Places is using some precompiled statement to speed up the most used queries creation. Those statements are created at Places init, so it's important to choice which queries need a precompiled statement, since every new addition can hit Ts. Precompiled statements can cause leaks if not correctly destroyed, so when creating a new one, remember to add it to the array in ::FinalizeStatements() method.

When querying with a precompiled statement it is important to use a mozStorageStatementScoper, it will ensure the statement is correctly reset on scope exiting:

{ // init of scope
  mozStorageStatementScoper scoper(mDBGetRedirectDestinations);
  rv = mDBGetRedirectDestinations->BindInt64Parameter(0, aCurrentSource);
  NS_ENSURE_SUCCESS(rv, rv);
  rv = mDBGetRedirectDestinations->BindInt64Parameter(1, aMinTime);
  NS_ENSURE_SUCCESS(rv, rv);

  PRBool hasMore;
  while (NS_SUCCEEDED(mDBGetRedirectDestinations->ExecuteStep(&hasMore)) &&
         hasMore) {
    // do something
  }
} // end of scope
// precompiled statement gets resetted here


in Javascript instead, remember to use statement.reset() when you need to reuse a stetement changing params, and statement.finalize() when you won't need it anymore.

·····

* [Written exercise 1]
Answer these questions about the passage above on precompiled statements in Places:
(a) At what point are the precompiled statements created?
(b) To the array in which method must a newly created precompiled statement be added?
(c) In JavaScript, which call should be made once a statement is no longer needed?
* [Written exercise 2]
Pick up the passage above on precompiled statements in Places and continue it from its final sentence.

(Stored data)
·····

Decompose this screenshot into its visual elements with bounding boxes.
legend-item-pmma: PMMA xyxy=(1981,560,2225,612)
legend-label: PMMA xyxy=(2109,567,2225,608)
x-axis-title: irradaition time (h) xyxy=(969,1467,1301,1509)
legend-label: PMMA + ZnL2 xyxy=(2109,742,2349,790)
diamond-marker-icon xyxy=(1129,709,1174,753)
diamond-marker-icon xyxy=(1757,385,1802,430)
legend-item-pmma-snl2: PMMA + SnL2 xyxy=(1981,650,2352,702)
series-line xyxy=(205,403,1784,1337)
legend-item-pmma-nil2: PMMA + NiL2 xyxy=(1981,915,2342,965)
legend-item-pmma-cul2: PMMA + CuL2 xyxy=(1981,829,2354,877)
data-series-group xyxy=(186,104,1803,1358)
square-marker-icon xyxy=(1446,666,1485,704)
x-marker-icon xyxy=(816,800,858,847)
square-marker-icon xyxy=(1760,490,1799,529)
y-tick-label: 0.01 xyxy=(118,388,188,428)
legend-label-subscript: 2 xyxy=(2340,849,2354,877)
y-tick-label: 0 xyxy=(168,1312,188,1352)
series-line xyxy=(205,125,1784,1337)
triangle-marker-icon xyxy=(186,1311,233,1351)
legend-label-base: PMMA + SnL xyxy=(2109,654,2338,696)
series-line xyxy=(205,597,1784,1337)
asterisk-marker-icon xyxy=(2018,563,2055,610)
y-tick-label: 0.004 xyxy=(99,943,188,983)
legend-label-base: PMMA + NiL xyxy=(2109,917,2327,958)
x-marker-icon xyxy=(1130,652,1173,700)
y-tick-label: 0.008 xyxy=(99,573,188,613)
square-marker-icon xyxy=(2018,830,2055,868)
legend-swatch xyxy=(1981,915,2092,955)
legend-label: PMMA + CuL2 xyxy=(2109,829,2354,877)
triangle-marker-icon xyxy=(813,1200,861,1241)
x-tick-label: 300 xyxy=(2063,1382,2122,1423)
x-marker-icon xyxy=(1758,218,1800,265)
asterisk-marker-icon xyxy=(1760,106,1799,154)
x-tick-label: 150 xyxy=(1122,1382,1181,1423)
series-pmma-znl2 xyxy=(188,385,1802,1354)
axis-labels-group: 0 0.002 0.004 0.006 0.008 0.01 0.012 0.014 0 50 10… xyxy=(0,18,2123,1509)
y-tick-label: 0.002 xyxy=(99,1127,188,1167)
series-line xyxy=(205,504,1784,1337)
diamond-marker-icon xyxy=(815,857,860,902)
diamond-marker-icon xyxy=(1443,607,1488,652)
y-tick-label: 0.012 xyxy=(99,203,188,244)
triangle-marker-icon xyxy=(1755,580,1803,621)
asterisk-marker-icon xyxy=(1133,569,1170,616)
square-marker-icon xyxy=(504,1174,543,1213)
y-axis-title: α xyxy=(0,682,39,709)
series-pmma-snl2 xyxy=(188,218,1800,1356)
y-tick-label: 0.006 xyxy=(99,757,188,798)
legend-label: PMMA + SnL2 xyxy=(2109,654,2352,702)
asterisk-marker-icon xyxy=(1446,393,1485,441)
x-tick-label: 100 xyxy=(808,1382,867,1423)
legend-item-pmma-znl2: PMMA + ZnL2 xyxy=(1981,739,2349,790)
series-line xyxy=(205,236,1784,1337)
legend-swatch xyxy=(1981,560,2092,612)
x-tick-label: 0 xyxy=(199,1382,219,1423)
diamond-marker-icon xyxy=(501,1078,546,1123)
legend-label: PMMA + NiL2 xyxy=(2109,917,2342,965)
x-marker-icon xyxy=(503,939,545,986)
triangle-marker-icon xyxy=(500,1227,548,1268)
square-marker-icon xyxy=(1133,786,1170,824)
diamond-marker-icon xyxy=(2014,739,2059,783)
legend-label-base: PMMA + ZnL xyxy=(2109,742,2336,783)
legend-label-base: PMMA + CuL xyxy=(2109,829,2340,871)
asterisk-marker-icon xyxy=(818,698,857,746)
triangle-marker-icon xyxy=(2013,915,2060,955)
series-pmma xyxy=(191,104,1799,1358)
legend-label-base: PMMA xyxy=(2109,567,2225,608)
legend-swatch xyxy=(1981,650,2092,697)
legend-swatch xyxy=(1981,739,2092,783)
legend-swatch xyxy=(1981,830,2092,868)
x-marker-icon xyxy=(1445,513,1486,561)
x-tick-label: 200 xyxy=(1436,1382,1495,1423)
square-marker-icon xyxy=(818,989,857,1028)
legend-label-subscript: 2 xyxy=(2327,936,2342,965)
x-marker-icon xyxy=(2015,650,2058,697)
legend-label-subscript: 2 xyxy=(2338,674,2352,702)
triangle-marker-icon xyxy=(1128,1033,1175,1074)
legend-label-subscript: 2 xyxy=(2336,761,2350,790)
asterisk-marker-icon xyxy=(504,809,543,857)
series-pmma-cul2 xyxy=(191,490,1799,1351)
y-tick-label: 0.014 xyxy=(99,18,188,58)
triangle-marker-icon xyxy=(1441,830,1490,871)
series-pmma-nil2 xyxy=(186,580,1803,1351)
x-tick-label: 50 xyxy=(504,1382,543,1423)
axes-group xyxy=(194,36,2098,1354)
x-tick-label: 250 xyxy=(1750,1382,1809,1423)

·····

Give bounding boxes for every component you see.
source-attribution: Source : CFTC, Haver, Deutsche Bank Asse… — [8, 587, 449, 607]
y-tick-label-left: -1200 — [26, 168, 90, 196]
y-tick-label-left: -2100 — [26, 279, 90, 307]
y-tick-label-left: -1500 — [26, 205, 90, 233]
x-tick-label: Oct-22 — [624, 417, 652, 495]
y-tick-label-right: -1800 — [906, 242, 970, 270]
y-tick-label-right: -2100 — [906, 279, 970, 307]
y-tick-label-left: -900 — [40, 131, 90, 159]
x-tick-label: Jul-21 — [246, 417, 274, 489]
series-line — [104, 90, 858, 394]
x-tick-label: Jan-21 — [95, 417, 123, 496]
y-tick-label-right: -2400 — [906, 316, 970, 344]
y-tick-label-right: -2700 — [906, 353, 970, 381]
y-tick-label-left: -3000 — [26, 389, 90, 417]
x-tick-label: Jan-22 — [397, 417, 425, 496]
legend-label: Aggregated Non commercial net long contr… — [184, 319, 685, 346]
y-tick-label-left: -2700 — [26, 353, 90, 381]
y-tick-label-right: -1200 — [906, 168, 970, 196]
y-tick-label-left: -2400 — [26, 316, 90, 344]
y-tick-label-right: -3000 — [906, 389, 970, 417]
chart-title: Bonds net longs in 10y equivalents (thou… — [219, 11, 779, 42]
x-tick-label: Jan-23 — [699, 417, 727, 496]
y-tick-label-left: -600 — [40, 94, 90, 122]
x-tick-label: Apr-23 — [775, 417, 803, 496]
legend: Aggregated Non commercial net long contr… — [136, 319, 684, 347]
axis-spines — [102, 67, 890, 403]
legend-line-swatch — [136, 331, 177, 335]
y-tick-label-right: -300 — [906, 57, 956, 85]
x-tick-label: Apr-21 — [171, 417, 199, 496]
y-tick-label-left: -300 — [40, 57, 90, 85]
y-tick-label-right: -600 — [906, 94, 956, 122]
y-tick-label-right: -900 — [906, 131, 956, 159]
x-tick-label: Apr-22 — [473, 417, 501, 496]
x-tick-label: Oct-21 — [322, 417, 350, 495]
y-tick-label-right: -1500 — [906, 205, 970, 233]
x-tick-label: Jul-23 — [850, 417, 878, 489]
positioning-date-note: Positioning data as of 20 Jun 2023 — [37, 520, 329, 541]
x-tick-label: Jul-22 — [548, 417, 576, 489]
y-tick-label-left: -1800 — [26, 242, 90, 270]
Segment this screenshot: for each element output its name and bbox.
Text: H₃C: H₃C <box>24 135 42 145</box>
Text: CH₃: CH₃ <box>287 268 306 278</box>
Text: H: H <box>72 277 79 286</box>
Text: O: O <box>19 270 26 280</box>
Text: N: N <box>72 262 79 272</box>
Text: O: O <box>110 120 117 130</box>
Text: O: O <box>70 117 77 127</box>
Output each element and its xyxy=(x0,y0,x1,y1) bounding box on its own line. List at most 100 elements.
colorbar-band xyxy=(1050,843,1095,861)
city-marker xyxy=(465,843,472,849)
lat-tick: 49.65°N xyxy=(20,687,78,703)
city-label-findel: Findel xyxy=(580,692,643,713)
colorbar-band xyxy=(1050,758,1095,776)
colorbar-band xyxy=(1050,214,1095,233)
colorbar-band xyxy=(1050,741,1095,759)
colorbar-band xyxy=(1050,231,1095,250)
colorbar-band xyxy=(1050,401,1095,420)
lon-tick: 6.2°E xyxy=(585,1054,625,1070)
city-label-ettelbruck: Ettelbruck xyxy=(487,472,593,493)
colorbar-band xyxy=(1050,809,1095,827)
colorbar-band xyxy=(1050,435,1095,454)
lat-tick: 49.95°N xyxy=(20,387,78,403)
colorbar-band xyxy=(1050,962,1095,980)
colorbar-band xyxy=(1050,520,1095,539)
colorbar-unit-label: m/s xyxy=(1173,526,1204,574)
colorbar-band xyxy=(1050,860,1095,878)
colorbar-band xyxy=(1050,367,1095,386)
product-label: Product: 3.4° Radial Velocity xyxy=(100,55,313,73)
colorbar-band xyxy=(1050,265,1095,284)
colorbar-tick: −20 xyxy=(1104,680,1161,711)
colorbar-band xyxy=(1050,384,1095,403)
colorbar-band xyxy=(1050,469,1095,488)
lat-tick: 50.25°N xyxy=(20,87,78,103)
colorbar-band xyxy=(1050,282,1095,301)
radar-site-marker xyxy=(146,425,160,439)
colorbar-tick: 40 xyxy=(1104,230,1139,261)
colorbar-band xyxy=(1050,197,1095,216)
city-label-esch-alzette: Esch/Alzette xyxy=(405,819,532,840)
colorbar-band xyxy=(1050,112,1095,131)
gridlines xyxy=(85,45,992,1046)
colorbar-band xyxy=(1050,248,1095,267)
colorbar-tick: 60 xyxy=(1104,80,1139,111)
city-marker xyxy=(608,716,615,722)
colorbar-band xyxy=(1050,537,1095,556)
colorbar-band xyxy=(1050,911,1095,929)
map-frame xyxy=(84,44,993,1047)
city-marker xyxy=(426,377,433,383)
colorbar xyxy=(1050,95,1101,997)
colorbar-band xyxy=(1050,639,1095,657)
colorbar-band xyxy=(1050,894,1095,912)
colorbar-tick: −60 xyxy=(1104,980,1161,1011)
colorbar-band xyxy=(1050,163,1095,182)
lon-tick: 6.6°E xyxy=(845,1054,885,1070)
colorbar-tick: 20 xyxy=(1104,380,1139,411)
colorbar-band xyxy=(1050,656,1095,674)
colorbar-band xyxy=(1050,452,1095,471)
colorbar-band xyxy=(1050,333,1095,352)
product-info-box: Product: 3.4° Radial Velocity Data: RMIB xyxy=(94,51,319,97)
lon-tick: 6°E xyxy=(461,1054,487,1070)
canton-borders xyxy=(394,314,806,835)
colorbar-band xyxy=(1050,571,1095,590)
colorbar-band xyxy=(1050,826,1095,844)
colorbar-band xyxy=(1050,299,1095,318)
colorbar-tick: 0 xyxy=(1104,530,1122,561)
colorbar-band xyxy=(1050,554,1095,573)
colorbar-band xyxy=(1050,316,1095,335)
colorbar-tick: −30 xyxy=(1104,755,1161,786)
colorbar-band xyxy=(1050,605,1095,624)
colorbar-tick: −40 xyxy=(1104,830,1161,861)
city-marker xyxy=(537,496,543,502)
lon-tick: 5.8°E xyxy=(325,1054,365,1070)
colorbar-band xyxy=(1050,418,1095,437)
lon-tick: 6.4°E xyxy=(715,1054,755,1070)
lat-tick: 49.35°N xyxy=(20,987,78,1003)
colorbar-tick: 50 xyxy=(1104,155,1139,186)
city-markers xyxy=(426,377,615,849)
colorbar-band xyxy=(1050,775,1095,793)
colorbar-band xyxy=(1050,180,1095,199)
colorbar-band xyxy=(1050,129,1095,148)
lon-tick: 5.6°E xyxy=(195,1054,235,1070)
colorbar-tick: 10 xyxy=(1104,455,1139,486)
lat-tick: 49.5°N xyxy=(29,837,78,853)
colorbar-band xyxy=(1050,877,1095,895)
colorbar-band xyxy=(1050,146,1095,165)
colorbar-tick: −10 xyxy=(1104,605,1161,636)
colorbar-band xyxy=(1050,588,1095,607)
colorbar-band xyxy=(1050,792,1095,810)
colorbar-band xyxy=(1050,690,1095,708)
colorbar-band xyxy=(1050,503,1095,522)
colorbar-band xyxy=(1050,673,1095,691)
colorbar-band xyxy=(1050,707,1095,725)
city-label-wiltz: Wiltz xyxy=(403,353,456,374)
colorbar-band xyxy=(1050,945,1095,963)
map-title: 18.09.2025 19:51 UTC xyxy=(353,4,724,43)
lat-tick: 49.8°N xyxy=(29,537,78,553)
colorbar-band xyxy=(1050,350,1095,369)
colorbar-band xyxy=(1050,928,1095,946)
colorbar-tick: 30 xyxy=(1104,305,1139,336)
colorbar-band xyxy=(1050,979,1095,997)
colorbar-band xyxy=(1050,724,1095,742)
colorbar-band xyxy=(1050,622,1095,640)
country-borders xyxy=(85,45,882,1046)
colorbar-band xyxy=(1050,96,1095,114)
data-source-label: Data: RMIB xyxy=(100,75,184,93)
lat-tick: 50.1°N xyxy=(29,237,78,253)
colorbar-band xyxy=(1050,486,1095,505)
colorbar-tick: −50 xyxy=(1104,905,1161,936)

·····

* [Written reply 1]
(a) At Places init.
(b) The ::FinalizeStatements() method.
(c) statement.finalize().

* [Written reply 2]
var stmt = createStatement(
  "SELECT b.id FROM moz_bookmarks b " +
  "JOIN moz_places h ON h.id = b.fk " +
  "WHERE h.url = :url");
stmt.params.url = "http://www.mozilla.org/";
while(stmt.step()) {
  dump(stmt.row.id);
}
stmt.reset();
stmt.params.url = "http://www.mozilla.com/";
while(stmt.step()) {
  dump(stmt.row.id);
}
stmt.finalize();

Asynchronous statements

Asynchronous statements are executed by mozStorage in a separate thread, and they are managed as a FIFO queue. Thanks to the separate threads using such a statement is a good idea, since it won't lock the UI. But at the same time we can't rely on immediate database values, since we have to wait for it to be executed (see mozIStorageStatementCallback)

To execute a single async statement in Cpp:

nsCOMPtr<YourStatementCallback> callback =
  new YourStatementCallback();
// this is needed to cancel a pending statement, we don't use it actually
nsCOMPtr<mozIStoragePendingStatement> canceler;
rv = stmt->ExecuteAsync(callback, getter_AddRefs(canceler));
NS_ENSURE_SUCCESS(rv, rv);

while in JS:

var stmt = dbConn.createStatement("UPDATE ...")
dbConn.executeAsync(stmt, mozIStorageStatementCallback_obj);

It is also possible to execute multiple async statements at once using database connection executeAsync:

let statements = [];
statememnts.push(dbConn.createStatement("UPDATE ..."));
statememnts.push(dbConn.createStatement("UPDATE ..."));
dbConn.executeAsync(statements, statements.length, mozIStorageStatementCallback_obj);

Perf hints

  • Use SQLite command EXPLAIN QUERY PLAN statement to check what tables and indices you're using, and try to optimize it.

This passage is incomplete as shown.